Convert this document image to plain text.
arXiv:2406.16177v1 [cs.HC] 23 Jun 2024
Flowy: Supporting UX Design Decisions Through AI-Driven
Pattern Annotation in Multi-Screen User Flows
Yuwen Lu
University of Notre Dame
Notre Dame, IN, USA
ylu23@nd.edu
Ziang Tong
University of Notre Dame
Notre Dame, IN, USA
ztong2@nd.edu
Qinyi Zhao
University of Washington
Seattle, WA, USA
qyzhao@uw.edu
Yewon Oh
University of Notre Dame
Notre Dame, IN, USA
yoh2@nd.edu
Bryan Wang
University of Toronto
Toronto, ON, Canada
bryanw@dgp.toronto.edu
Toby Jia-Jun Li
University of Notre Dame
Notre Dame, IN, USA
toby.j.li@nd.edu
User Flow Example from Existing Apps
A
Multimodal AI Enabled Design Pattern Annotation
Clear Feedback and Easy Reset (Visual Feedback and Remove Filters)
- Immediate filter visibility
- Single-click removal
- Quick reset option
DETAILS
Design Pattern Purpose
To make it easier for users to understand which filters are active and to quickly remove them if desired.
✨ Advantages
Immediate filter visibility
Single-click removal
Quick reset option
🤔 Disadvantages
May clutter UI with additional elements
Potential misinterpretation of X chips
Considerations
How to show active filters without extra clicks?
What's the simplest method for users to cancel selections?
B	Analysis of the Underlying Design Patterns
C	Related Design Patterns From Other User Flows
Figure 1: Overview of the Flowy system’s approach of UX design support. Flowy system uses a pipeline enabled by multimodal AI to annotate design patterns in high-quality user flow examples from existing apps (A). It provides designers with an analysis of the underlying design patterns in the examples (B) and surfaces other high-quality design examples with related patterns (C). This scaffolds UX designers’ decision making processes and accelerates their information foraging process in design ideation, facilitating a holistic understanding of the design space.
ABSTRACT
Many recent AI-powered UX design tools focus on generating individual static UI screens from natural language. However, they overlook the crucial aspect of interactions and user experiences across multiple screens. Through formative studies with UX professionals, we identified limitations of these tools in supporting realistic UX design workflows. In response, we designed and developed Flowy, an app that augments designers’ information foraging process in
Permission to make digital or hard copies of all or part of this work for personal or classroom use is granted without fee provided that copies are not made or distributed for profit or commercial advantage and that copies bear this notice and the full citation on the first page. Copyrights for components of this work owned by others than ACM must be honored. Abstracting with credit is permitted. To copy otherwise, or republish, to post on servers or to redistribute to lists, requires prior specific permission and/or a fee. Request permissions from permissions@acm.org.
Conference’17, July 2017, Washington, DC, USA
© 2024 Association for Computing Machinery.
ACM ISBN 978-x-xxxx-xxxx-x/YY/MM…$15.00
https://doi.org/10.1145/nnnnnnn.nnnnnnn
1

_THE TASK_
Copy all lines of the material above where the string "Washington" occurs.

_EXERCISE RESULT_
University of Washington
Conference’17, July 2017, Washington, DC, USA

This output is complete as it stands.